Filter the data below for the string "content" and copy each matching line.

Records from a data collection
▼
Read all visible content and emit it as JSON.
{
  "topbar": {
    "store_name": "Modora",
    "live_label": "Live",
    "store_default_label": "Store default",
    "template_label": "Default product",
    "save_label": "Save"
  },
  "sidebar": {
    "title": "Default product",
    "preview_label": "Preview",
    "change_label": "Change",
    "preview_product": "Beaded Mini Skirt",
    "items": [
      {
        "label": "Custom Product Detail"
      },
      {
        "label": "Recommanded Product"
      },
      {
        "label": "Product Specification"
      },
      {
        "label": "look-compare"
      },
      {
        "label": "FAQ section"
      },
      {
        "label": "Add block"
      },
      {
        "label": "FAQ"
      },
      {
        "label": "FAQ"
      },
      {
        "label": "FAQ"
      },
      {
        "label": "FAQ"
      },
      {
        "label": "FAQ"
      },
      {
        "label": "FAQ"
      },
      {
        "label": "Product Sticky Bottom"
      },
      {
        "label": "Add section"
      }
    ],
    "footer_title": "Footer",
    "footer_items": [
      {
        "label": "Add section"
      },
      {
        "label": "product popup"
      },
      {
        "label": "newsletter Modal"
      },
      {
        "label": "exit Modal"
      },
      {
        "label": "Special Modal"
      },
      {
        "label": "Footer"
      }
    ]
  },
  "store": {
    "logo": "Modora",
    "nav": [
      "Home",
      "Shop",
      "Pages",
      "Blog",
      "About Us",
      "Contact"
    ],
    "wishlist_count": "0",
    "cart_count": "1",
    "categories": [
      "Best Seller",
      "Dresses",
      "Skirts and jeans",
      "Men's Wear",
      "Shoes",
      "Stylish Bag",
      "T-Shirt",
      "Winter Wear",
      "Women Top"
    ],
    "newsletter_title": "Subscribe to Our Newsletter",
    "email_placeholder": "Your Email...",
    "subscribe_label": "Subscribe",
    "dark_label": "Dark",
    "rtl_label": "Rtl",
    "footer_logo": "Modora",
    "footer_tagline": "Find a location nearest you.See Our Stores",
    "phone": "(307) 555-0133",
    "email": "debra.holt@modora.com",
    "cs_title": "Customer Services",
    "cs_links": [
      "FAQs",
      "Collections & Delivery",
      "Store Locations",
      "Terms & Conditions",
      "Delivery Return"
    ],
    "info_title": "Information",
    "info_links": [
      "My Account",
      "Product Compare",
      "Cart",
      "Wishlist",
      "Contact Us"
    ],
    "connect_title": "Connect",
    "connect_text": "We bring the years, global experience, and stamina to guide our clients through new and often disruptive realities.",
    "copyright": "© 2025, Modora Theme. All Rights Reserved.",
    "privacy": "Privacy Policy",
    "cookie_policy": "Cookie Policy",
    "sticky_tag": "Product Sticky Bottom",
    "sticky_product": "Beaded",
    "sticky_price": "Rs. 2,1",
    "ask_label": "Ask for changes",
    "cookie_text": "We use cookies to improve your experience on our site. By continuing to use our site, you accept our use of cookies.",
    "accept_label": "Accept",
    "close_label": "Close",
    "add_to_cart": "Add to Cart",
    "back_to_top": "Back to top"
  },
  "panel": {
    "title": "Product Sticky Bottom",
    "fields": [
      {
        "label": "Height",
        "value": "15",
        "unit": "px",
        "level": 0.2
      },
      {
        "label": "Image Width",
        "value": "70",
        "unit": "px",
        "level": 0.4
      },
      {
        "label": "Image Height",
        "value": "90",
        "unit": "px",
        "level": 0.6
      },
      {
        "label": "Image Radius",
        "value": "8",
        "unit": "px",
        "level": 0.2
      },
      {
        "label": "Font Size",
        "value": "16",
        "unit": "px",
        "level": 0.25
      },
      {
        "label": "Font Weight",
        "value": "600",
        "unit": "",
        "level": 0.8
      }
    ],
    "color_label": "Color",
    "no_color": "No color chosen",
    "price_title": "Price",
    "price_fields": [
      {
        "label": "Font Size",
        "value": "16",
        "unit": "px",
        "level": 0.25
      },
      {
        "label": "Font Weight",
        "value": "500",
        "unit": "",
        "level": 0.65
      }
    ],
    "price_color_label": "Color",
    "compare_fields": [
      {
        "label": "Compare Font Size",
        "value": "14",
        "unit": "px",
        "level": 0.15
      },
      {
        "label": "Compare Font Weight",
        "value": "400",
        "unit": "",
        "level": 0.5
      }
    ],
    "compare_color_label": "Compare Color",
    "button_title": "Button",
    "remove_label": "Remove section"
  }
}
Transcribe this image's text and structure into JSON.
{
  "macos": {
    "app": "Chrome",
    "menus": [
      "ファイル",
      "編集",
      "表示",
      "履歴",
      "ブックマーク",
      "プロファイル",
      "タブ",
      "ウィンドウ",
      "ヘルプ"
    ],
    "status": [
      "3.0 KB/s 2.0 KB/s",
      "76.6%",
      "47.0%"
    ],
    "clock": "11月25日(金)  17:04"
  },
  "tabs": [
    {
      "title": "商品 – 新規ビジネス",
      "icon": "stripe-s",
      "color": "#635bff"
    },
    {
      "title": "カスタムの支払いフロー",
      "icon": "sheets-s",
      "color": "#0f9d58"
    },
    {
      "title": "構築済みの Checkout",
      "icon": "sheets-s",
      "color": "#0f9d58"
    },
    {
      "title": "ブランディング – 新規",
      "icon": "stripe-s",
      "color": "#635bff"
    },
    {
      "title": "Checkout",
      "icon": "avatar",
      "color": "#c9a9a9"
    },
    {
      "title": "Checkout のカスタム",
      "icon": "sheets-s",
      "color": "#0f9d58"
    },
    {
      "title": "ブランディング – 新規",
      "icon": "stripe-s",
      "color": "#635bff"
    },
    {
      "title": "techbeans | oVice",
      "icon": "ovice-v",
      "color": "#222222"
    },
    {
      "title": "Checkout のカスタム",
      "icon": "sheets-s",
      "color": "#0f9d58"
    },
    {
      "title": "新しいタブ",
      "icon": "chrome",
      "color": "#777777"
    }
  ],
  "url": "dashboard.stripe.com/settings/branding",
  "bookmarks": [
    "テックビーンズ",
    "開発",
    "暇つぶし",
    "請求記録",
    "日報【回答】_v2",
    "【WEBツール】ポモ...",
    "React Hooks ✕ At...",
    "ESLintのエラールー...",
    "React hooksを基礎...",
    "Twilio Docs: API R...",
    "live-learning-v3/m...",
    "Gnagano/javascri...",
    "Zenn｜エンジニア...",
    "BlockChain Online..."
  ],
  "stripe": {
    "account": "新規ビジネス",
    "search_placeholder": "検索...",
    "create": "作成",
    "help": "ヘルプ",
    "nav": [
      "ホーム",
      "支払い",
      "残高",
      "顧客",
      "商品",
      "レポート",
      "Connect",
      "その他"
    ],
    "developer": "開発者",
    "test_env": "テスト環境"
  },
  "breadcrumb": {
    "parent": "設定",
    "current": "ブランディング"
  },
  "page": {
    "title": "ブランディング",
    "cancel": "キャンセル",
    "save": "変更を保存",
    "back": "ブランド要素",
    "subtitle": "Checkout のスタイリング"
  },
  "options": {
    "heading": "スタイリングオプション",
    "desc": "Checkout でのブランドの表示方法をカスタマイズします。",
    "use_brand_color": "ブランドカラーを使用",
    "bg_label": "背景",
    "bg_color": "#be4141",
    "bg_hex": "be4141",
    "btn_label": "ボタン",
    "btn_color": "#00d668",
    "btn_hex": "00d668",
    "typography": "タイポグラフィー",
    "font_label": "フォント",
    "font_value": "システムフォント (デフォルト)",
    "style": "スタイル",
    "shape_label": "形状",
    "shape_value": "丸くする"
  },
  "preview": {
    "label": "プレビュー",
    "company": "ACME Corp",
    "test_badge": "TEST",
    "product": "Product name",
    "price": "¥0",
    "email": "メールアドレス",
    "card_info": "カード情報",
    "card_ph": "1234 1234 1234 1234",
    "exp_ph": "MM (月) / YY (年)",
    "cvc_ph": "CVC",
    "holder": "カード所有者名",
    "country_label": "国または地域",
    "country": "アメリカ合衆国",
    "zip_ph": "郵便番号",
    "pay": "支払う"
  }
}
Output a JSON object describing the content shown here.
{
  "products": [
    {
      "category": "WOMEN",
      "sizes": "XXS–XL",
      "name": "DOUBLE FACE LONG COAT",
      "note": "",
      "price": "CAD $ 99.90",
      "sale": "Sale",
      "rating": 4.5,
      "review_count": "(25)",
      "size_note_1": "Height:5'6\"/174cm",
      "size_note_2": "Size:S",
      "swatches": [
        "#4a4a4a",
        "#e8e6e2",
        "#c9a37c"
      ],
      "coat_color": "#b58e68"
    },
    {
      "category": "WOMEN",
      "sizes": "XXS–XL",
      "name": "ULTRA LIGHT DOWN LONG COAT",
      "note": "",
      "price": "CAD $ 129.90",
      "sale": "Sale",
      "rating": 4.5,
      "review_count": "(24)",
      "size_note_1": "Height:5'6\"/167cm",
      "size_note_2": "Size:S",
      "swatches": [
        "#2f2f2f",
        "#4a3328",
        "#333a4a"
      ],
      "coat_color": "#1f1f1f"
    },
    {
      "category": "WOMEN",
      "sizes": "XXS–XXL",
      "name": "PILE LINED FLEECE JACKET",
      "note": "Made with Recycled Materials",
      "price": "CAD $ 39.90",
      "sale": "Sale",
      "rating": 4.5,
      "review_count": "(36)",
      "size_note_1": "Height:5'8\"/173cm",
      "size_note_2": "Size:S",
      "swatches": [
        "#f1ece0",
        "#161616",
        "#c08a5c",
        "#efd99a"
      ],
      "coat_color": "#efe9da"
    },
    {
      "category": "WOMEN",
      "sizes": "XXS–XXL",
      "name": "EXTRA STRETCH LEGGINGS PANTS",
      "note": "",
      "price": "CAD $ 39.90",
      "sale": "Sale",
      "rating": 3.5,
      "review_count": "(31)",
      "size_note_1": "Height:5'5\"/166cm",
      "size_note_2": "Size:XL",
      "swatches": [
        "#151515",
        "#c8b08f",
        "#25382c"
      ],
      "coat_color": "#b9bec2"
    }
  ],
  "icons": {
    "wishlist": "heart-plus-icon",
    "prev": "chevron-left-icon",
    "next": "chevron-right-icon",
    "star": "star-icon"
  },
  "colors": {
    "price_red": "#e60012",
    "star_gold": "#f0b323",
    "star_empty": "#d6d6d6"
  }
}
▲
Reply to the exercise:
Read all visible content and emit it as JSON.
Output a JSON object describing the content shown here.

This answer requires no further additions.